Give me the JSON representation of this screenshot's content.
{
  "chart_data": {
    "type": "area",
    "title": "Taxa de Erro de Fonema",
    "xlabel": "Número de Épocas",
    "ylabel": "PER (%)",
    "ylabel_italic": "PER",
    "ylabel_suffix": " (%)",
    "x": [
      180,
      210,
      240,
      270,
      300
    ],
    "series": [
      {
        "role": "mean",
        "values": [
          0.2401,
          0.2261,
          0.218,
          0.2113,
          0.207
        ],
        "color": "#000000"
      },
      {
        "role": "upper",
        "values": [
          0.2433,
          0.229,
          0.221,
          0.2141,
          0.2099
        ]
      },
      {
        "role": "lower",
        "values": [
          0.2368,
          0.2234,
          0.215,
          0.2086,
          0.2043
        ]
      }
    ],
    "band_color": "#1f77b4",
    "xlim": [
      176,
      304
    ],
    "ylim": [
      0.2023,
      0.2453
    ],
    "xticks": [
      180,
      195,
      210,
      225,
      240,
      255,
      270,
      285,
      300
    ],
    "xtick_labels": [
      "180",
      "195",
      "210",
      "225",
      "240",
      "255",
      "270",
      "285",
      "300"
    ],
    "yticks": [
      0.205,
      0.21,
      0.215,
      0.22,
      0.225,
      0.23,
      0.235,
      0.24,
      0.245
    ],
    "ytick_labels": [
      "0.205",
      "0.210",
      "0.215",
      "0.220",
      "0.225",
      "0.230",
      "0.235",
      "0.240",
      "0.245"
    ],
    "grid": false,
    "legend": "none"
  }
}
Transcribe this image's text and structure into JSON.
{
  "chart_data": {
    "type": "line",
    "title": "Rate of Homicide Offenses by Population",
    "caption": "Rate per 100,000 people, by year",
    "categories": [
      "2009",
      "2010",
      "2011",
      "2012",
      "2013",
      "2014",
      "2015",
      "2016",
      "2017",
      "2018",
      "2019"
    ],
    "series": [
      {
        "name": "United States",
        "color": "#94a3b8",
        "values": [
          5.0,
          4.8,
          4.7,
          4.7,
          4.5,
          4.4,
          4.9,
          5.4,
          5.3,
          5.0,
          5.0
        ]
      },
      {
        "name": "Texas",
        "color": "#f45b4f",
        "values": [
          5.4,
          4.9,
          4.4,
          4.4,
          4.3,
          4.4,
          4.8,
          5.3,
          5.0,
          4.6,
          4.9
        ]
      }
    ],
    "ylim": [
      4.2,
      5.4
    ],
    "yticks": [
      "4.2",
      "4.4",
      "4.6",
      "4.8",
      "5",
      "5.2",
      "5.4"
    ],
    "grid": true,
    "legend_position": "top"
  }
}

# # # #

# Exercise instructions
The records above must be output exactly, in full.

# Solution below
Give me the JSON representation of this screenshot's content.
{
  "chart_data": {
    "type": "area",
    "title": "Taxa de Erro de Fonema",
    "xlabel": "Número de Épocas",
    "ylabel": "PER (%)",
    "ylabel_italic": "PER",
    "ylabel_suffix": " (%)",
    "x": [
      180,
      210,
      240,
      270,
      300
    ],
    "series": [
      {
        "role": "mean",
        "values": [
          0.2401,
          0.2261,
          0.218,
          0.2113,
          0.207
        ],
        "color": "#000000"
      },
      {
        "role": "upper",
        "values": [
          0.2433,
          0.229,
          0.221,
          0.2141,
          0.2099
        ]
      },
      {
        "role": "lower",
        "values": [
          0.2368,
          0.2234,
          0.215,
          0.2086,
          0.2043
        ]
      }
    ],
    "band_color": "#1f77b4",
    "xlim": [
      176,
      304
    ],
    "ylim": [
      0.2023,
      0.2453
    ],
    "xticks": [
      180,
      195,
      210,
      225,
      240,
      255,
      270,
      285,
      300
    ],
    "xtick_labels": [
      "180",
      "195",
      "210",
      "225",
      "240",
      "255",
      "270",
      "285",
      "300"
    ],
    "yticks": [
      0.205,
      0.21,
      0.215,
      0.22,
      0.225,
      0.23,
      0.235,
      0.24,
      0.245
    ],
    "ytick_labels": [
      "0.205",
      "0.210",
      "0.215",
      "0.220",
      "0.225",
      "0.230",
      "0.235",
      "0.240",
      "0.245"
    ],
    "grid": false,
    "legend": "none"
  }
}
Transcribe this image's text and structure into JSON.
{
  "chart_data": {
    "type": "line",
    "title": "Rate of Homicide Offenses by Population",
    "caption": "Rate per 100,000 people, by year",
    "categories": [
      "2009",
      "2010",
      "2011",
      "2012",
      "2013",
      "2014",
      "2015",
      "2016",
      "2017",
      "2018",
      "2019"
    ],
    "series": [
      {
        "name": "United States",
        "color": "#94a3b8",
        "values": [
          5.0,
          4.8,
          4.7,
          4.7,
          4.5,
          4.4,
          4.9,
          5.4,
          5.3,
          5.0,
          5.0
        ]
      },
      {
        "name": "Texas",
        "color": "#f45b4f",
        "values": [
          5.4,
          4.9,
          4.4,
          4.4,
          4.3,
          4.4,
          4.8,
          5.3,
          5.0,
          4.6,
          4.9
        ]
      }
    ],
    "ylim": [
      4.2,
      5.4
    ],
    "yticks": [
      "4.2",
      "4.4",
      "4.6",
      "4.8",
      "5",
      "5.2",
      "5.4"
    ],
    "grid": true,
    "legend_position": "top"
  }
}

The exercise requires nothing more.